§ SELECTION:
+ + +

# Random mantis deaths



## benmoore (Jan 30, 2007)

Why is there almost innevitably going to be at least 1 dead nymph every time you order heh.

I recieved some this morning... were awesome - were running around like nuts  little chinese nymphs.

And this afternoon I come home and one has problems getting up sides of tank and keeps falling off and landing on back... now its limply holding itself up against the side of the cup.

Ive already accepted this little guy is going to die in the next day or so... if not overnight.

But what is the cause for these random deaths? :s


----------



## Rick (Jan 30, 2007)

That question has been asked many times. Sometimes they die for reasons we cannot pinpoint. This happens to nymphs often.


----------



## Rob Byatt (Jan 30, 2007)

What instar were they ? If they are 1st instar nymphs then this is to be expected, it is normal.

Just try not to move them about the remainder about more than is necessary


----------



## Alex 1 (Jan 31, 2007)

Maybe it's grip just sucks. I have a C humeralis male that would wake me up at least 3 times in the middle of the night by falling down from the top of the insect cup and make craploads of noise by flailing it's legs around. I even comtemplated killing the frickin' thing, but just decided to let it free roam on the curtains.


----------



## Butterfly (Feb 1, 2007)

> I even comtemplated killing the frickin' thing, but just decided to let it free roam on the curtains.


Does it stay on the curtains Alex? Ive often thought about letting one of my bigger girls roam free on a small tree I have in the livingroom, but seeing as we have Cat's it'd have to be my bedroom and I reeealllly dont want to end up squishing her in my sleep if she touches my face!

Maybe Ill just have to try it with one of the new nymphs once they're hatched and at least an L3 or so.


----------



## Alex 1 (Feb 1, 2007)

Yeah it stays pretty much the same spot, though the cold weather probably has something to do with it (it's usually 68-73F in my room). I wouldn't worry about it getting on you, though if you have a cat, the it may not be a good idea. I do have to cage it up for a bit during feeding though.


----------

+ + +

§ WHAT TO WORK ON:
1/ In the mantis deaths thread, retype the passage that begins at the words "What instar were" and stops after "(Jan 31, 2007)".
2/ Answer these about the mantis deaths thread:
(a) What species is the male that wakes Alex 1 up at night?
(b) What temperature range does Alex 1 give for his room?
(c) According to Rob Byatt, at what instar are such deaths to be expected?
You can ignore the lines that follow the thread.

§ INFORMATION PROVIDED:
+ + +

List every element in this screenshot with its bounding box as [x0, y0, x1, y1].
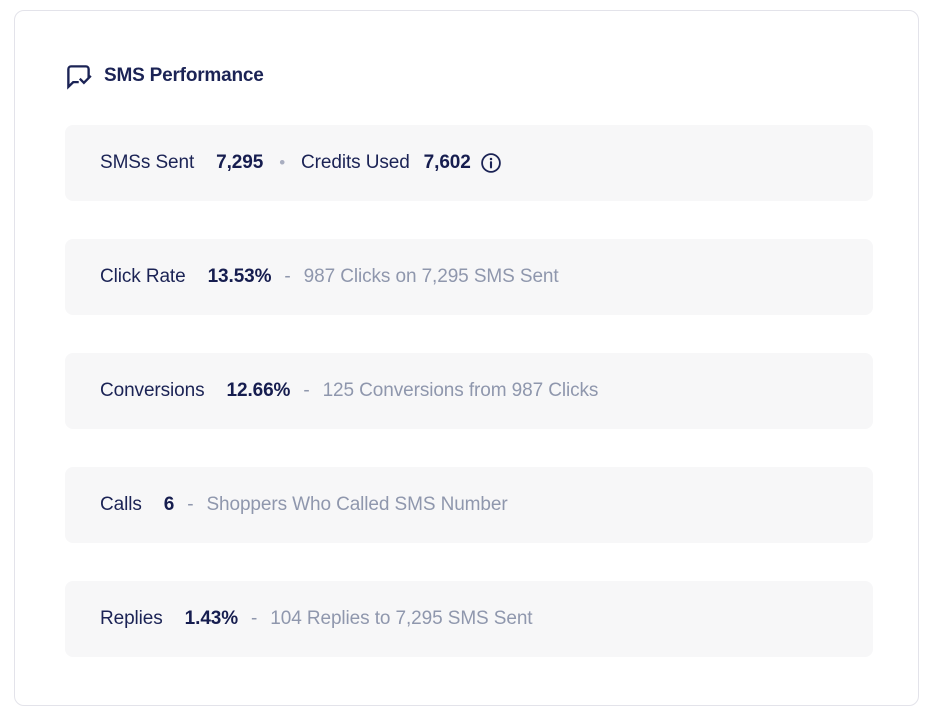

+ + +

§ SOLUTIONS TO THE TASKS:
1/
What instar were they ? If they are 1st instar nymphs then this is to be expected, it is normal.

Just try not to move them about the remainder about more than is necessary


----------



## Alex 1 (Jan 31, 2007)

2/
(a) C humeralis
(b) 68-73F
(c) 1st instar